WHAT THE EXERCISE ASKS:
Extract the complete data exactly as given.

···

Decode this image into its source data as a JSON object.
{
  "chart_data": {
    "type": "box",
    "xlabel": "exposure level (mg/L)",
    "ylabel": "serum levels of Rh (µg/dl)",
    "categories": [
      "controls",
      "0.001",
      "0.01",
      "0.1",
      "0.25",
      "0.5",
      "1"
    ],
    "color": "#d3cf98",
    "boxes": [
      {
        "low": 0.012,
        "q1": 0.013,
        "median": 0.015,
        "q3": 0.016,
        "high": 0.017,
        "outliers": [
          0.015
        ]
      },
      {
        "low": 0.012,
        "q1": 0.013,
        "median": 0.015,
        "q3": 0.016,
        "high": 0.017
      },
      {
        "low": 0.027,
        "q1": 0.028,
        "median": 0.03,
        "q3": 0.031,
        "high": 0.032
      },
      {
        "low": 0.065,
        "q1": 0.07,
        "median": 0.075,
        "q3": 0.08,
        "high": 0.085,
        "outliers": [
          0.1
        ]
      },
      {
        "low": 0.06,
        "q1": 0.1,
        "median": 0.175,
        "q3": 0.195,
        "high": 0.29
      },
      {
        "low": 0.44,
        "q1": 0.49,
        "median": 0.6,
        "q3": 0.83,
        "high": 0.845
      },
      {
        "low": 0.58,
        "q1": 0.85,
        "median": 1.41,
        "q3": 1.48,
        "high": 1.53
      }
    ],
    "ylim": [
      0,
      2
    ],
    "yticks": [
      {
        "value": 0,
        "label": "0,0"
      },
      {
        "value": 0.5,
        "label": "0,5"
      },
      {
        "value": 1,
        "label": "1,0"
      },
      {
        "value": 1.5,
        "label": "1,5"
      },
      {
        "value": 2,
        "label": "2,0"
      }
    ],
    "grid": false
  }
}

···

WRITTEN REPLY:
Decode this image into its source data as a JSON object.
{
  "chart_data": {
    "type": "box",
    "xlabel": "exposure level (mg/L)",
    "ylabel": "serum levels of Rh (µg/dl)",
    "categories": [
      "controls",
      "0.001",
      "0.01",
      "0.1",
      "0.25",
      "0.5",
      "1"
    ],
    "color": "#d3cf98",
    "boxes": [
      {
        "low": 0.012,
        "q1": 0.013,
        "median": 0.015,
        "q3": 0.016,
        "high": 0.017,
        "outliers": [
          0.015
        ]
      },
      {
        "low": 0.012,
        "q1": 0.013,
        "median": 0.015,
        "q3": 0.016,
        "high": 0.017
      },
      {
        "low": 0.027,
        "q1": 0.028,
        "median": 0.03,
        "q3": 0.031,
        "high": 0.032
      },
      {
        "low": 0.065,
        "q1": 0.07,
        "median": 0.075,
        "q3": 0.08,
        "high": 0.085,
        "outliers": [
          0.1
        ]
      },
      {
        "low": 0.06,
        "q1": 0.1,
        "median": 0.175,
        "q3": 0.195,
        "high": 0.29
      },
      {
        "low": 0.44,
        "q1": 0.49,
        "median": 0.6,
        "q3": 0.83,
        "high": 0.845
      },
      {
        "low": 0.58,
        "q1": 0.85,
        "median": 1.41,
        "q3": 1.48,
        "high": 1.53
      }
    ],
    "ylim": [
      0,
      2
    ],
    "yticks": [
      {
        "value": 0,
        "label": "0,0"
      },
      {
        "value": 0.5,
        "label": "0,5"
      },
      {
        "value": 1,
        "label": "1,0"
      },
      {
        "value": 1.5,
        "label": "1,5"
      },
      {
        "value": 2,
        "label": "2,0"
      }
    ],
    "grid": false
  }
}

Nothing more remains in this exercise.